Find the number of lines containing the string "this" in the data. Answer with the number by itself.

### RECORDS FOR PROCESSING
=======
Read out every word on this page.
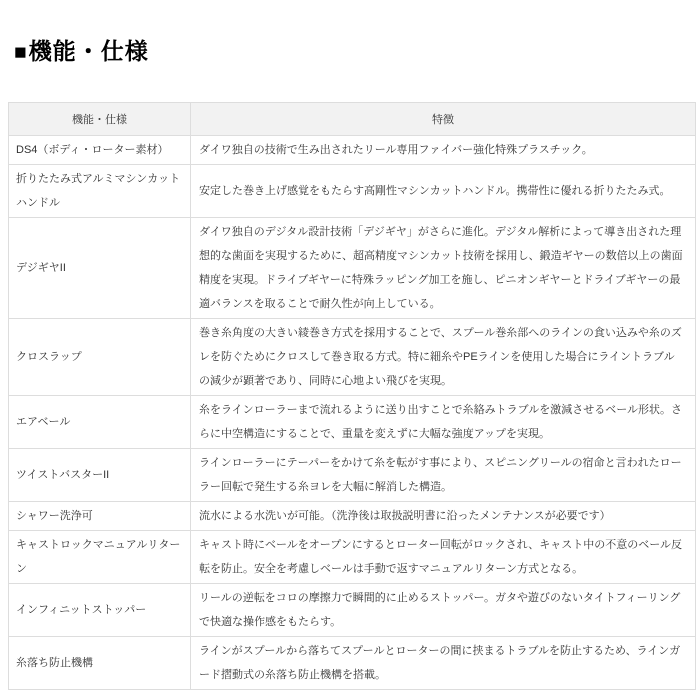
■機能・仕様
機能・仕様	特徴
DS4（ボディ・ローター素材）	ダイワ独自の技術で生み出されたリール専用ファイバー強化特殊プラスチック。
折りたたみ式アルミマシンカットハンドル	安定した巻き上げ感覚をもたらす高剛性マシンカットハンドル。携帯性に優れる折りたたみ式。
デジギヤII	ダイワ独自のデジタル設計技術「デジギヤ」がさらに進化。デジタル解析によって導き出された理想的な歯面を実現するために、超高精度マシンカット技術を採用し、鍛造ギヤーの数倍以上の歯面精度を実現。ドライブギヤーに特殊ラッピング加工を施し、ピニオンギヤーとドライブギヤーの最適バランスを取ることで耐久性が向上している。
クロスラップ	巻き糸角度の大きい綾巻き方式を採用することで、スプール巻糸部へのラインの食い込みや糸のズレを防ぐためにクロスして巻き取る方式。特に細糸やPEラインを使用した場合にライントラブルの減少が顕著であり、同時に心地よい飛びを実現。
エアベール	糸をラインローラーまで流れるように送り出すことで糸絡みトラブルを激減させるベール形状。さらに中空構造にすることで、重量を変えずに大幅な強度アップを実現。
ツイストバスターII	ラインローラーにテーパーをかけて糸を転がす事により、スピニングリールの宿命と言われたローラー回転で発生する糸ヨレを大幅に解消した構造。
シャワー洗浄可	流水による水洗いが可能。（洗浄後は取扱説明書に沿ったメンテナンスが必要です）
キャストロックマニュアルリターン	キャスト時にベールをオープンにするとローター回転がロックされ、キャスト中の不意のベール反転を防止。安全を考慮しベールは手動で返すマニュアルリターン方式となる。
インフィニットストッパー	リールの逆転をコロの摩擦力で瞬間的に止めるストッパー。ガタや遊びのないタイトフィーリングで快適な操作感をもたらす。
糸落ち防止機構	ラインがスプールから落ちてスプールとローターの間に挟まるトラブルを防止するため、ラインガード摺動式の糸落ち防止機構を搭載。
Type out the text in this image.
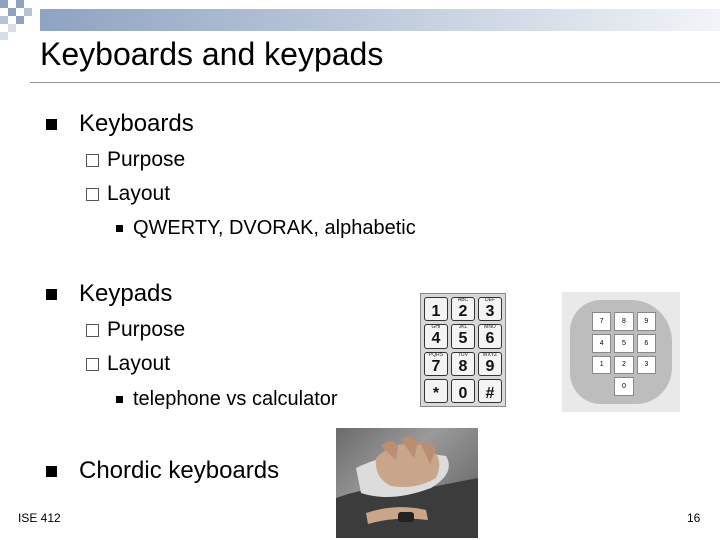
Keyboards and keypads
Keyboards
Purpose
Layout
QWERTY, DVORAK, alphabetic
Keypads
Purpose
Layout
telephone vs calculator
Chordic keyboards
1
ABC
2
DEF
3
GHI
4
JKL
5
MNO
6
PQRS
7
TUV
8
WXYZ
9
* 0 #
7	8	9
4	5	6
1	2	3
0
ISE 412	16
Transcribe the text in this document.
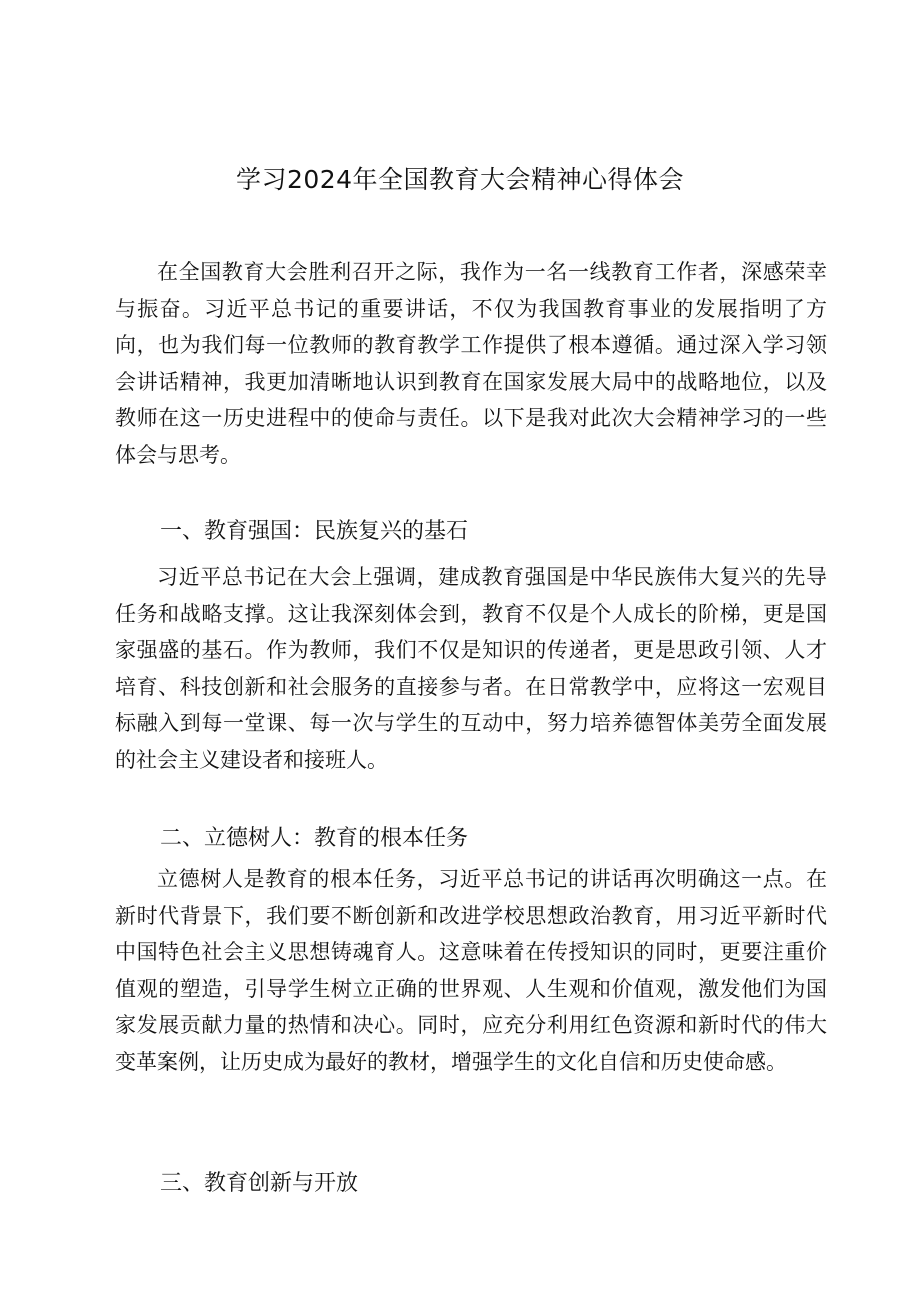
学习2024年全国教育大会精神心得体会

在全国教育大会胜利召开之际，我作为一名一线教育工作者，深感荣幸与振奋。习近平总书记的重要讲话，不仅为我国教育事业的发展指明了方向，也为我们每一位教师的教育教学工作提供了根本遵循。通过深入学习领会讲话精神，我更加清晰地认识到教育在国家发展大局中的战略地位，以及教师在这一历史进程中的使命与责任。以下是我对此次大会精神学习的一些体会与思考。

一、教育强国：民族复兴的基石

习近平总书记在大会上强调，建成教育强国是中华民族伟大复兴的先导任务和战略支撑。这让我深刻体会到，教育不仅是个人成长的阶梯，更是国家强盛的基石。作为教师，我们不仅是知识的传递者，更是思政引领、人才培育、科技创新和社会服务的直接参与者。在日常教学中，应将这一宏观目标融入到每一堂课、每一次与学生的互动中，努力培养德智体美劳全面发展的社会主义建设者和接班人。

二、立德树人：教育的根本任务

立德树人是教育的根本任务，习近平总书记的讲话再次明确这一点。在新时代背景下，我们要不断创新和改进学校思想政治教育，用习近平新时代中国特色社会主义思想铸魂育人。这意味着在传授知识的同时，更要注重价值观的塑造，引导学生树立正确的世界观、人生观和价值观，激发他们为国家发展贡献力量的热情和决心。同时，应充分利用红色资源和新时代的伟大变革案例，让历史成为最好的教材，增强学生的文化自信和历史使命感。

三、教育创新与开放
=======
### FINISHED TASK
3